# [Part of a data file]
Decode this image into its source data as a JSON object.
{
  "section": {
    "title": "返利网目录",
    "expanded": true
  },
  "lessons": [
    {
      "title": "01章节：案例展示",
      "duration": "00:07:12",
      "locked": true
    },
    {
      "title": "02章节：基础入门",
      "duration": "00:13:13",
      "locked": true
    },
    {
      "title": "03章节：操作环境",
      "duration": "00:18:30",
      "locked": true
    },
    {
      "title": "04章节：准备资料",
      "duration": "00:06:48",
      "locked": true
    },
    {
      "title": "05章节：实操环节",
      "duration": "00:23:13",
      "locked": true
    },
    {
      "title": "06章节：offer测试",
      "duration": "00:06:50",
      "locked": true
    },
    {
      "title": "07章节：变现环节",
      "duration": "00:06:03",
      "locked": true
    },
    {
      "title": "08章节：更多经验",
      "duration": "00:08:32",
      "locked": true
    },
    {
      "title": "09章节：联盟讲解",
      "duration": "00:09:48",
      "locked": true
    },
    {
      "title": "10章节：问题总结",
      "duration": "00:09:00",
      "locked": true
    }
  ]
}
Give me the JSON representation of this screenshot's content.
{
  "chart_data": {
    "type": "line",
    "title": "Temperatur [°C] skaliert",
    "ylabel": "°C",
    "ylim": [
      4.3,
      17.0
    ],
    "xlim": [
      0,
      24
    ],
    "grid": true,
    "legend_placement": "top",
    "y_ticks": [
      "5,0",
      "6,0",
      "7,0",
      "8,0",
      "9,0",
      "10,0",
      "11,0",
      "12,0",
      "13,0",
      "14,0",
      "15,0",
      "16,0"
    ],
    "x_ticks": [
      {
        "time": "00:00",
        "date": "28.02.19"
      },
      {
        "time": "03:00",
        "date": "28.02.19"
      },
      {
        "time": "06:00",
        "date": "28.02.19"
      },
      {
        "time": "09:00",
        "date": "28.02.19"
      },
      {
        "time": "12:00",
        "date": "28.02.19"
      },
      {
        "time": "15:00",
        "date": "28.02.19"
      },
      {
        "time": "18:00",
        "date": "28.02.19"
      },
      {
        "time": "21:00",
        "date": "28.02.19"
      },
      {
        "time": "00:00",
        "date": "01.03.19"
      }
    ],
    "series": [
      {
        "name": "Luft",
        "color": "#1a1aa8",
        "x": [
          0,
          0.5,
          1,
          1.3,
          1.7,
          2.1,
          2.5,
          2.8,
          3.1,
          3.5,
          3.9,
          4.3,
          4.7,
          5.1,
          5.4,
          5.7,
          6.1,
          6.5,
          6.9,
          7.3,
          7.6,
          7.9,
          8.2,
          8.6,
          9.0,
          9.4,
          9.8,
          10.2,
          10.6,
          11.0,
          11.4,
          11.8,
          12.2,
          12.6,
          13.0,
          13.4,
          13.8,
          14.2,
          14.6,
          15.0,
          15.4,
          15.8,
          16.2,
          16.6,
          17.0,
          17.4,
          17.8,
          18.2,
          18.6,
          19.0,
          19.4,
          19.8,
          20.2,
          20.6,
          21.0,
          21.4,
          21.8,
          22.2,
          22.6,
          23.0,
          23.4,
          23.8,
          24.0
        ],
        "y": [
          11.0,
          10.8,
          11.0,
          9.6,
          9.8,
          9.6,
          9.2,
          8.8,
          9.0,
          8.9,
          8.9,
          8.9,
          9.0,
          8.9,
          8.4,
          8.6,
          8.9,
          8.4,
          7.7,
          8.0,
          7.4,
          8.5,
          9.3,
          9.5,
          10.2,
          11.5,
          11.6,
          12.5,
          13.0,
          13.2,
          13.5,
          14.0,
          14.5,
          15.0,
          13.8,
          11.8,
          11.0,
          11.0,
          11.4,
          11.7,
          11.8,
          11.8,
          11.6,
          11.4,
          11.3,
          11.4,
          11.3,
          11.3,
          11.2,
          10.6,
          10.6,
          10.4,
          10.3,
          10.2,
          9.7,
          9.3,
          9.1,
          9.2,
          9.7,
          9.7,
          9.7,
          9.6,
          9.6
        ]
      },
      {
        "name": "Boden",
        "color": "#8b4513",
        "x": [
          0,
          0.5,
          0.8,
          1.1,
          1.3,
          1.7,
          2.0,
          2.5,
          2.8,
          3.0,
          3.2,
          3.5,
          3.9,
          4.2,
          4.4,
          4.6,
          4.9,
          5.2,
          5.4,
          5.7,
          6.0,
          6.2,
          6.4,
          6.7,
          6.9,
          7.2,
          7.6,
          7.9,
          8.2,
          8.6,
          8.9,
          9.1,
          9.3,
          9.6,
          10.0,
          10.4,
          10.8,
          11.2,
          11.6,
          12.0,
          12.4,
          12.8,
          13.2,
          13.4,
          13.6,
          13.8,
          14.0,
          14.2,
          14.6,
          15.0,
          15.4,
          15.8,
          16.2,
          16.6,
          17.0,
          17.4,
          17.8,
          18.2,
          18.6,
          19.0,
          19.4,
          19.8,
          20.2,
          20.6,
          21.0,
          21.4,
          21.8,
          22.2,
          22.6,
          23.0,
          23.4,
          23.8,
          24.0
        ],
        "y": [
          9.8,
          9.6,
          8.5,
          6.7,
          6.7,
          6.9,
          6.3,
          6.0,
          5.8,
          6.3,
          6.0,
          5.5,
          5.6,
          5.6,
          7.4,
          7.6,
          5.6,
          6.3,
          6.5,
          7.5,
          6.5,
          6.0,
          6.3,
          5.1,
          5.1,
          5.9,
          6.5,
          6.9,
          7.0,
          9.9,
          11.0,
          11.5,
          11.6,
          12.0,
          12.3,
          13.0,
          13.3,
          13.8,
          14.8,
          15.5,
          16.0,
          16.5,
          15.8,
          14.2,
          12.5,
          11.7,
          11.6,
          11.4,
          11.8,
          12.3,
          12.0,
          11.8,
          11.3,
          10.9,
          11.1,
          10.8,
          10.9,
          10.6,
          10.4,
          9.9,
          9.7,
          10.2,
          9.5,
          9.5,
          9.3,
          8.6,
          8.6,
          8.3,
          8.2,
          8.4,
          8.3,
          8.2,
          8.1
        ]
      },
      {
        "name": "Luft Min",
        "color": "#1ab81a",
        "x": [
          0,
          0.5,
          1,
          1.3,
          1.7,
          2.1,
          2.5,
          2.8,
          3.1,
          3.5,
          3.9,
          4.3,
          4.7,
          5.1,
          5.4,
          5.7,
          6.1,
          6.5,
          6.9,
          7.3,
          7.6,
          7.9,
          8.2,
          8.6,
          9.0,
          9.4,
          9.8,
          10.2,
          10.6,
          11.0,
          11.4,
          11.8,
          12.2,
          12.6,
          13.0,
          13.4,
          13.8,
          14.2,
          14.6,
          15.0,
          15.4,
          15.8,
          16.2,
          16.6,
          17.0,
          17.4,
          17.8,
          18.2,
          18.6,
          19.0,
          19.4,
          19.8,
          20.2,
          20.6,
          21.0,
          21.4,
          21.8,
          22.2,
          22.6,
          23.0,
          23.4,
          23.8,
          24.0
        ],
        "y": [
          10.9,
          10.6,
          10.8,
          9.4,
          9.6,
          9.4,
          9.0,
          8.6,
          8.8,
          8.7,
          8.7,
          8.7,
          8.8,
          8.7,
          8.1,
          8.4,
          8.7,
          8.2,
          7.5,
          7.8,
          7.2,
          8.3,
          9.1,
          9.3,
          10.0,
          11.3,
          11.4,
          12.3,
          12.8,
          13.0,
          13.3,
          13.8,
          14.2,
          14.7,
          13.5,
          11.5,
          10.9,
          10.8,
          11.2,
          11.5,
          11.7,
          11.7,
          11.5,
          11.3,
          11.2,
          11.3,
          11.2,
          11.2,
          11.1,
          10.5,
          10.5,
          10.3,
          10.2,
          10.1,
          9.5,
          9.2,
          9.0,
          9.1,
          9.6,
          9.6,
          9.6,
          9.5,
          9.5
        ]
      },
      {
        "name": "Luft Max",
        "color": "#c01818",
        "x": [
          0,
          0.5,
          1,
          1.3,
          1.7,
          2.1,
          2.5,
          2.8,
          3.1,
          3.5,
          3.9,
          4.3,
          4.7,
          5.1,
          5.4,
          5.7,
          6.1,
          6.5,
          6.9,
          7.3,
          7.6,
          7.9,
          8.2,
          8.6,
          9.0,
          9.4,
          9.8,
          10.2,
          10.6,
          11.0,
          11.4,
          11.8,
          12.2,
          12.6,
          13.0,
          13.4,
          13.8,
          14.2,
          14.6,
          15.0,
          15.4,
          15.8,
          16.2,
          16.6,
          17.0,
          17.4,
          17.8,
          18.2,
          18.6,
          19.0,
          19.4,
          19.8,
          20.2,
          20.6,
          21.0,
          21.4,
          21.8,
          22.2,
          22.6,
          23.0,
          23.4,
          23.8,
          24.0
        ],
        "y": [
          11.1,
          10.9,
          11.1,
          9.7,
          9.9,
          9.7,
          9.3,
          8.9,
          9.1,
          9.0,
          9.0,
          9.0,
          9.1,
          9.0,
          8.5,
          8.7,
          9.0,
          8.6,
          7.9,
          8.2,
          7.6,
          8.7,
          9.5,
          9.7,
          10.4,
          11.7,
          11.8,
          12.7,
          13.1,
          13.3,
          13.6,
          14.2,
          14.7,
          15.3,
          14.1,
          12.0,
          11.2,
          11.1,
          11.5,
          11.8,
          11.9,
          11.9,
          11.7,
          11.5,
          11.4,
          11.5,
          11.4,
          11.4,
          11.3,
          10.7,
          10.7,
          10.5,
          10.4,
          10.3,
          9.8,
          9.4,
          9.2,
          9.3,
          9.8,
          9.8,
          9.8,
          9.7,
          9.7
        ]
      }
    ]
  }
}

# [WHAT YOU HAVE TO DO]
Copy every line of the records above that holds the word "title".

# [RESPONSE FOR THIS EXERCISE]
    "title": "返利网目录",
      "title": "01章节：案例展示",
      "title": "02章节：基础入门",
      "title": "03章节：操作环境",
      "title": "04章节：准备资料",
      "title": "05章节：实操环节",
      "title": "06章节：offer测试",
      "title": "07章节：变现环节",
      "title": "08章节：更多经验",
      "title": "09章节：联盟讲解",
      "title": "10章节：问题总结",
    "title": "Temperatur [°C] skaliert",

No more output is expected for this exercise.